# STATED EXERCISE
The entire listing is to be repeated verbatim.

Excerpts from a figure dataset:
::::::::

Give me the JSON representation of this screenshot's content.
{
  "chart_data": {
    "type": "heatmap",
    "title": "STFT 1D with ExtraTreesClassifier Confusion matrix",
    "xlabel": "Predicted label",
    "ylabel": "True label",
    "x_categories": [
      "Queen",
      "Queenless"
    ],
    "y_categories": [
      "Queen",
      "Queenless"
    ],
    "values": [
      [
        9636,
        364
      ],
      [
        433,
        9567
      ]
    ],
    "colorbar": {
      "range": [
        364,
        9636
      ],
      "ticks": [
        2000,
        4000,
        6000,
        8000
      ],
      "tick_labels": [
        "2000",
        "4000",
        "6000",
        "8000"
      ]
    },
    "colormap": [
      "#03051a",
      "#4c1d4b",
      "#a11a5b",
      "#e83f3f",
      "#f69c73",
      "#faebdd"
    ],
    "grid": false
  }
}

::::::::

# COMPLETED EXERCISE
Give me the JSON representation of this screenshot's content.
{
  "chart_data": {
    "type": "heatmap",
    "title": "STFT 1D with ExtraTreesClassifier Confusion matrix",
    "xlabel": "Predicted label",
    "ylabel": "True label",
    "x_categories": [
      "Queen",
      "Queenless"
    ],
    "y_categories": [
      "Queen",
      "Queenless"
    ],
    "values": [
      [
        9636,
        364
      ],
      [
        433,
        9567
      ]
    ],
    "colorbar": {
      "range": [
        364,
        9636
      ],
      "ticks": [
        2000,
        4000,
        6000,
        8000
      ],
      "tick_labels": [
        "2000",
        "4000",
        "6000",
        "8000"
      ]
    },
    "colormap": [
      "#03051a",
      "#4c1d4b",
      "#a11a5b",
      "#e83f3f",
      "#f69c73",
      "#faebdd"
    ],
    "grid": false
  }
}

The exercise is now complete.